#### [To do]
Search the material for the word "EDGE" and copy each line that holds it.

Rows from a dataset
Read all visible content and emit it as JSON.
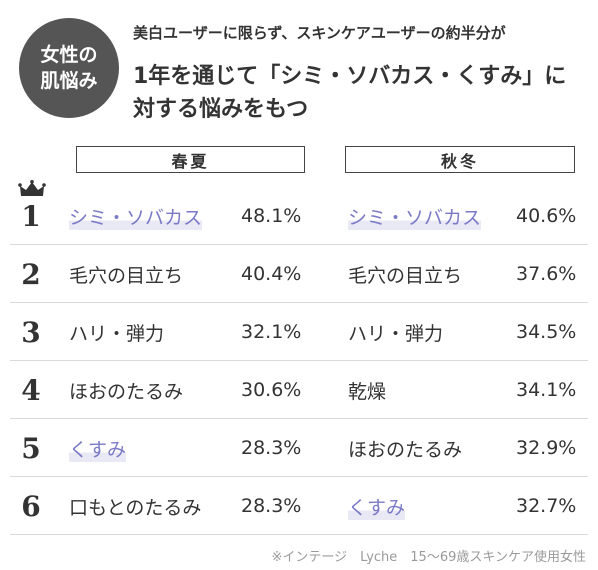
{
  "badge": {
    "line1": "女性の",
    "line2": "肌悩み"
  },
  "intro": "美白ユーザーに限らず、スキンケアユーザーの約半分が",
  "headline": {
    "line1": "1年を通じて「シミ・ソバカス・くすみ」に",
    "line2": "対する悩みをもつ"
  },
  "columns": {
    "spring": "春夏",
    "autumn": "秋冬"
  },
  "highlight_color": "#7a7ac6",
  "rows": [
    {
      "rank": "1",
      "spring": {
        "item": "シミ・ソバカス",
        "pct": "48.1%"
      },
      "autumn": {
        "item": "シミ・ソバカス",
        "pct": "40.6%"
      }
    },
    {
      "rank": "2",
      "spring": {
        "item": "毛穴の目立ち",
        "pct": "40.4%"
      },
      "autumn": {
        "item": "毛穴の目立ち",
        "pct": "37.6%"
      }
    },
    {
      "rank": "3",
      "spring": {
        "item": "ハリ・弾力",
        "pct": "32.1%"
      },
      "autumn": {
        "item": "ハリ・弾力",
        "pct": "34.5%"
      }
    },
    {
      "rank": "4",
      "spring": {
        "item": "ほおのたるみ",
        "pct": "30.6%"
      },
      "autumn": {
        "item": "乾燥",
        "pct": "34.1%"
      }
    },
    {
      "rank": "5",
      "spring": {
        "item": "くすみ",
        "pct": "28.3%"
      },
      "autumn": {
        "item": "ほおのたるみ",
        "pct": "32.9%"
      }
    },
    {
      "rank": "6",
      "spring": {
        "item": "口もとのたるみ",
        "pct": "28.3%"
      },
      "autumn": {
        "item": "くすみ",
        "pct": "32.7%"
      }
    }
  ],
  "source": "※インテージ　Lyche　15～69歳スキンケア使用女性"
}
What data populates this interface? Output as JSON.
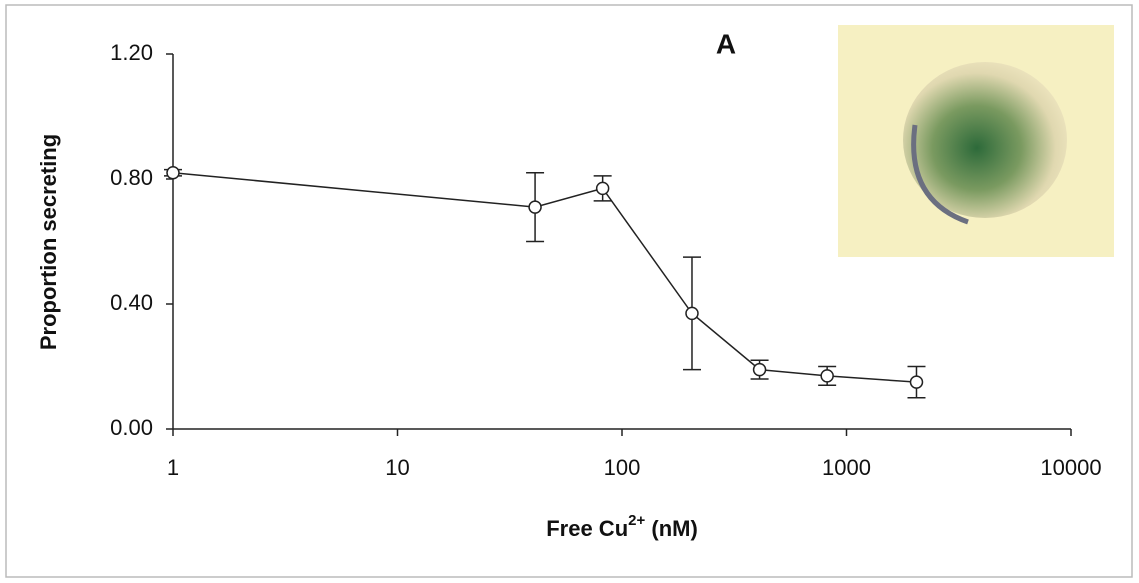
{
  "chart_data": {
    "type": "line",
    "panel_label": "A",
    "xlabel": [
      "Free Cu",
      "2+",
      " (nM)"
    ],
    "ylabel": "Proportion secreting",
    "xscale": "log",
    "xlim": [
      1,
      10000
    ],
    "xticks": [
      1,
      10,
      100,
      1000,
      10000
    ],
    "ylim": [
      0,
      1.2
    ],
    "yticks": [
      {
        "value": 0,
        "label": "0.00"
      },
      {
        "value": 0.4,
        "label": "0.40"
      },
      {
        "value": 0.8,
        "label": "0.80"
      },
      {
        "value": 1.2,
        "label": "1.20"
      }
    ],
    "x": [
      1,
      41,
      82,
      205,
      410,
      820,
      2050
    ],
    "series": [
      {
        "color": "#222222",
        "values": [
          0.82,
          0.71,
          0.77,
          0.37,
          0.19,
          0.17,
          0.15
        ],
        "errors": [
          0.01,
          0.11,
          0.04,
          0.18,
          0.03,
          0.03,
          0.05
        ]
      }
    ]
  }
}
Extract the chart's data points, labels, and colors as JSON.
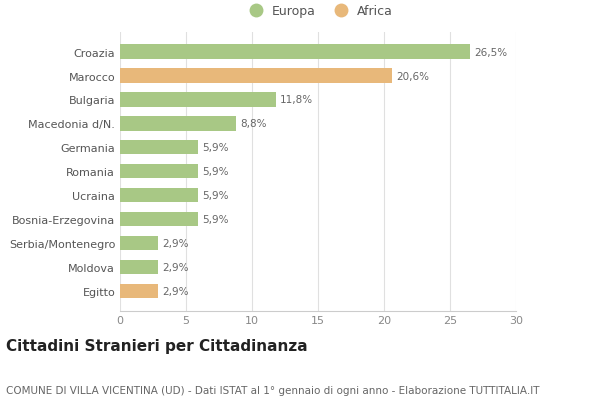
{
  "categories": [
    "Croazia",
    "Marocco",
    "Bulgaria",
    "Macedonia d/N.",
    "Germania",
    "Romania",
    "Ucraina",
    "Bosnia-Erzegovina",
    "Serbia/Montenegro",
    "Moldova",
    "Egitto"
  ],
  "values": [
    26.5,
    20.6,
    11.8,
    8.8,
    5.9,
    5.9,
    5.9,
    5.9,
    2.9,
    2.9,
    2.9
  ],
  "labels": [
    "26,5%",
    "20,6%",
    "11,8%",
    "8,8%",
    "5,9%",
    "5,9%",
    "5,9%",
    "5,9%",
    "2,9%",
    "2,9%",
    "2,9%"
  ],
  "colors": [
    "#a8c885",
    "#e8b87a",
    "#a8c885",
    "#a8c885",
    "#a8c885",
    "#a8c885",
    "#a8c885",
    "#a8c885",
    "#a8c885",
    "#a8c885",
    "#e8b87a"
  ],
  "europa_color": "#a8c885",
  "africa_color": "#e8b87a",
  "xlim": [
    0,
    30
  ],
  "xticks": [
    0,
    5,
    10,
    15,
    20,
    25,
    30
  ],
  "title": "Cittadini Stranieri per Cittadinanza",
  "subtitle": "COMUNE DI VILLA VICENTINA (UD) - Dati ISTAT al 1° gennaio di ogni anno - Elaborazione TUTTITALIA.IT",
  "background_color": "#ffffff",
  "bar_background": "#ffffff",
  "title_fontsize": 11,
  "subtitle_fontsize": 7.5,
  "legend_fontsize": 9,
  "tick_fontsize": 8,
  "label_fontsize": 7.5
}
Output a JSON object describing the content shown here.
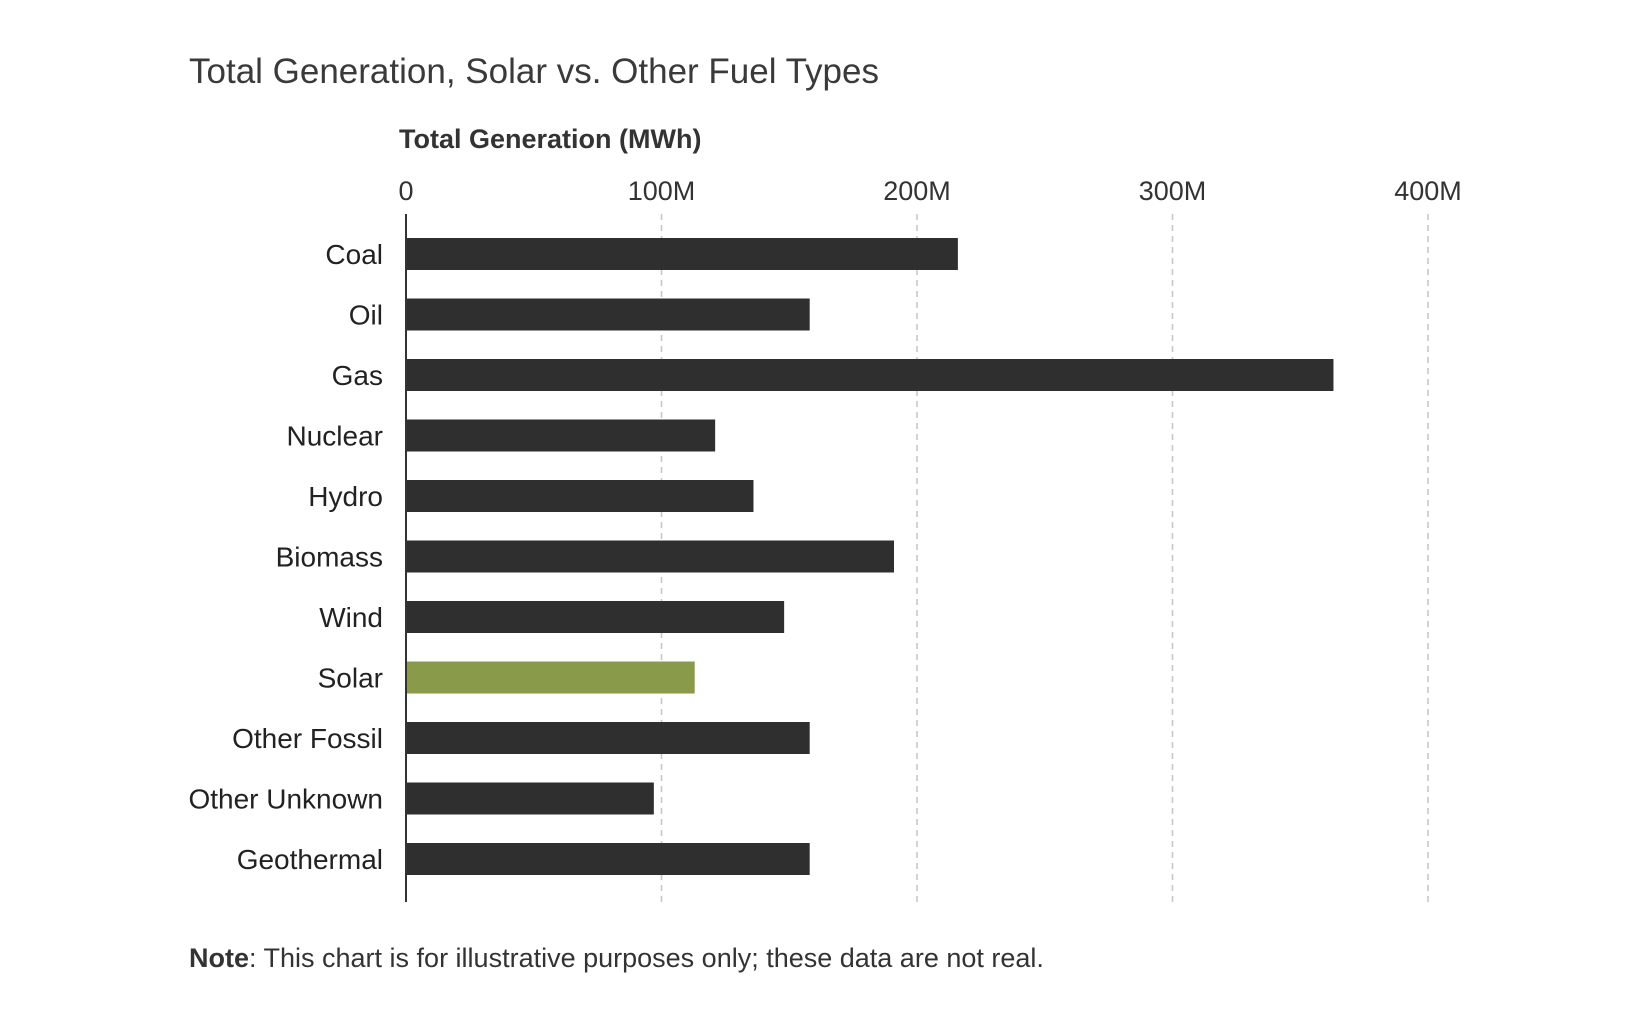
{
  "chart_data": {
    "type": "bar",
    "orientation": "horizontal",
    "title": "Total Generation, Solar vs. Other Fuel Types",
    "xlabel": "Total Generation (MWh)",
    "ylabel": "",
    "xlim": [
      0,
      400000000
    ],
    "x_ticks": [
      0,
      100000000,
      200000000,
      300000000,
      400000000
    ],
    "x_tick_labels": [
      "0",
      "100M",
      "200M",
      "300M",
      "400M"
    ],
    "categories": [
      "Coal",
      "Oil",
      "Gas",
      "Nuclear",
      "Hydro",
      "Biomass",
      "Wind",
      "Solar",
      "Other Fossil",
      "Other Unknown",
      "Geothermal"
    ],
    "values": [
      216000000,
      158000000,
      363000000,
      121000000,
      136000000,
      191000000,
      148000000,
      113000000,
      158000000,
      97000000,
      158000000
    ],
    "grid": "vertical dashed",
    "legend": "none",
    "highlight_category": "Solar",
    "colors": {
      "bar": "#2f2f2f",
      "highlight": "#8a9a4b",
      "grid": "#c8c8c8",
      "axis": "#333333"
    }
  },
  "note": {
    "label": "Note",
    "text": ": This chart is for illustrative purposes only; these data are not real."
  }
}
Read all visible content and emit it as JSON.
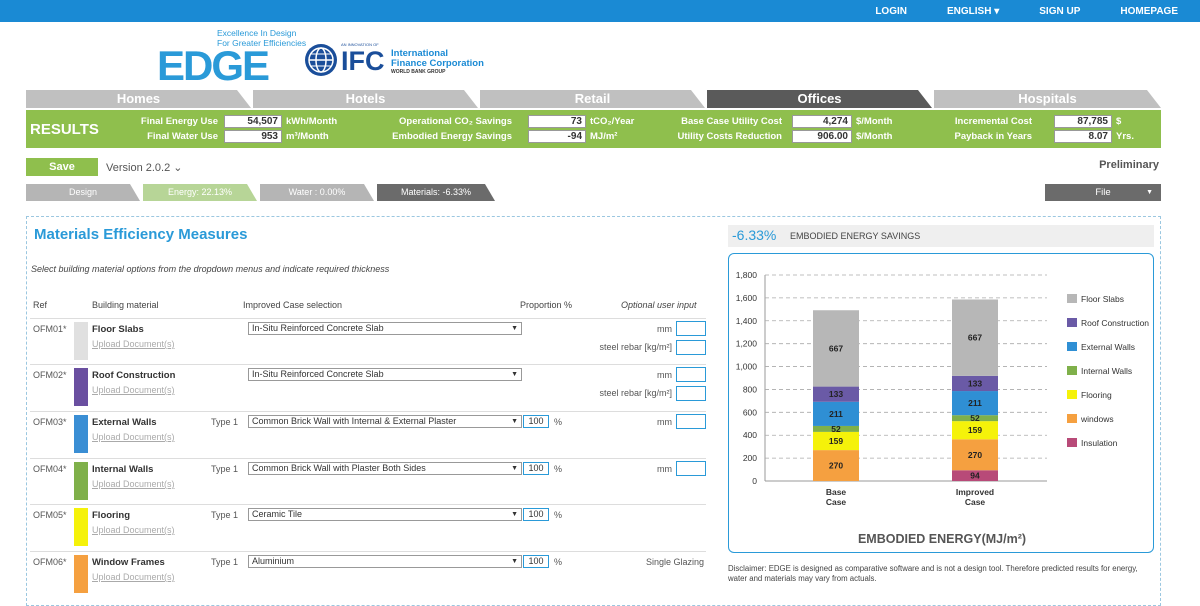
{
  "topnav": {
    "login": "LOGIN",
    "language": "ENGLISH",
    "signup": "SIGN UP",
    "homepage": "HOMEPAGE"
  },
  "logo": {
    "edge": "EDGE",
    "tagline1": "Excellence In Design",
    "tagline2": "For Greater Efficiencies",
    "ifc_small": "AN INNOVATION OF",
    "ifc": "IFC",
    "ifc_name1": "International",
    "ifc_name2": "Finance Corporation",
    "ifc_wb": "WORLD BANK GROUP"
  },
  "tabs": [
    "Homes",
    "Hotels",
    "Retail",
    "Offices",
    "Hospitals"
  ],
  "results": {
    "label": "RESULTS",
    "final_energy_label": "Final Energy Use",
    "final_energy": "54,507",
    "final_energy_unit": "kWh/Month",
    "final_water_label": "Final Water Use",
    "final_water": "953",
    "final_water_unit": "m³/Month",
    "co2_label": "Operational CO₂ Savings",
    "co2": "73",
    "co2_unit": "tCO₂/Year",
    "embodied_label": "Embodied Energy Savings",
    "embodied": "-94",
    "embodied_unit": "MJ/m²",
    "base_cost_label": "Base Case Utility Cost",
    "base_cost": "4,274",
    "base_cost_unit": "$/Month",
    "reduction_label": "Utility Costs Reduction",
    "reduction": "906.00",
    "reduction_unit": "$/Month",
    "incr_label": "Incremental Cost",
    "incr": "87,785",
    "incr_unit": "$",
    "payback_label": "Payback in Years",
    "payback": "8.07",
    "payback_unit": "Yrs."
  },
  "toolbar": {
    "save": "Save",
    "version": "Version 2.0.2",
    "preliminary": "Preliminary",
    "file": "File"
  },
  "steps": [
    "Design",
    "Energy: 22.13%",
    "Water : 0.00%",
    "Materials: -6.33%"
  ],
  "materials": {
    "title": "Materials Efficiency Measures",
    "subtitle": "Select building material options from the dropdown menus and indicate required thickness",
    "headers": {
      "ref": "Ref",
      "material": "Building material",
      "improved": "Improved Case selection",
      "proportion": "Proportion %",
      "optional": "Optional user input"
    },
    "rows": [
      {
        "ref": "OFM01*",
        "name": "Floor Slabs",
        "upload": "Upload Document(s)",
        "type": "",
        "selection": "In-Situ Reinforced Concrete Slab",
        "prop": "",
        "u1": "mm",
        "u2": "steel rebar [kg/m²]",
        "color": "#e0e0e0"
      },
      {
        "ref": "OFM02*",
        "name": "Roof Construction",
        "upload": "Upload Document(s)",
        "type": "",
        "selection": "In-Situ Reinforced Concrete Slab",
        "prop": "",
        "u1": "mm",
        "u2": "steel rebar [kg/m²]",
        "color": "#6a4fa0"
      },
      {
        "ref": "OFM03*",
        "name": "External Walls",
        "upload": "Upload Document(s)",
        "type": "Type 1",
        "selection": "Common Brick Wall with Internal & External Plaster",
        "prop": "100",
        "pct": "%",
        "u1": "mm",
        "u2": "",
        "color": "#3a8ed4"
      },
      {
        "ref": "OFM04*",
        "name": "Internal Walls",
        "upload": "Upload Document(s)",
        "type": "Type 1",
        "selection": "Common Brick Wall with Plaster Both Sides",
        "prop": "100",
        "pct": "%",
        "u1": "mm",
        "u2": "",
        "color": "#7fb04a"
      },
      {
        "ref": "OFM05*",
        "name": "Flooring",
        "upload": "Upload Document(s)",
        "type": "Type 1",
        "selection": "Ceramic Tile",
        "prop": "100",
        "pct": "%",
        "u1": "",
        "u2": "",
        "color": "#f5f20a"
      },
      {
        "ref": "OFM06*",
        "name": "Window Frames",
        "upload": "Upload Document(s)",
        "type": "Type 1",
        "selection": "Aluminium",
        "prop": "100",
        "pct": "%",
        "u1": "Single Glazing",
        "u2": "",
        "color": "#f5a040"
      }
    ]
  },
  "savings": {
    "value": "-6.33%",
    "label": "EMBODIED ENERGY SAVINGS"
  },
  "chart_data": {
    "type": "bar",
    "stacked": true,
    "categories": [
      "Base\nCase",
      "Improved\nCase"
    ],
    "title": "EMBODIED ENERGY(MJ/m²)",
    "ylim": [
      0,
      1800
    ],
    "yticks": [
      "0",
      "200",
      "400",
      "600",
      "800",
      "1,000",
      "1,200",
      "1,400",
      "1,600",
      "1,800"
    ],
    "series": [
      {
        "name": "Floor Slabs",
        "color": "#b7b7b7",
        "values": [
          667,
          667
        ]
      },
      {
        "name": "Roof Construction",
        "color": "#6a5aa6",
        "values": [
          133,
          133
        ]
      },
      {
        "name": "External Walls",
        "color": "#2f8fd4",
        "values": [
          211,
          211
        ]
      },
      {
        "name": "Internal Walls",
        "color": "#7fb04a",
        "values": [
          52,
          52
        ]
      },
      {
        "name": "Flooring",
        "color": "#f5f20a",
        "values": [
          159,
          159
        ]
      },
      {
        "name": "windows",
        "color": "#f5a040",
        "values": [
          270,
          270
        ]
      },
      {
        "name": "Insulation",
        "color": "#b84a78",
        "values": [
          0,
          94
        ]
      }
    ]
  },
  "disclaimer": "Disclaimer: EDGE is designed as comparative software and is not a design tool. Therefore predicted results for energy, water and materials may vary from actuals."
}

#### [Output of the exercise]
    "edge": "EDGE",
  "disclaimer": "Disclaimer: EDGE is designed as comparative software and is not a design tool. Therefore predicted results for energy, water and materials may vary from actuals."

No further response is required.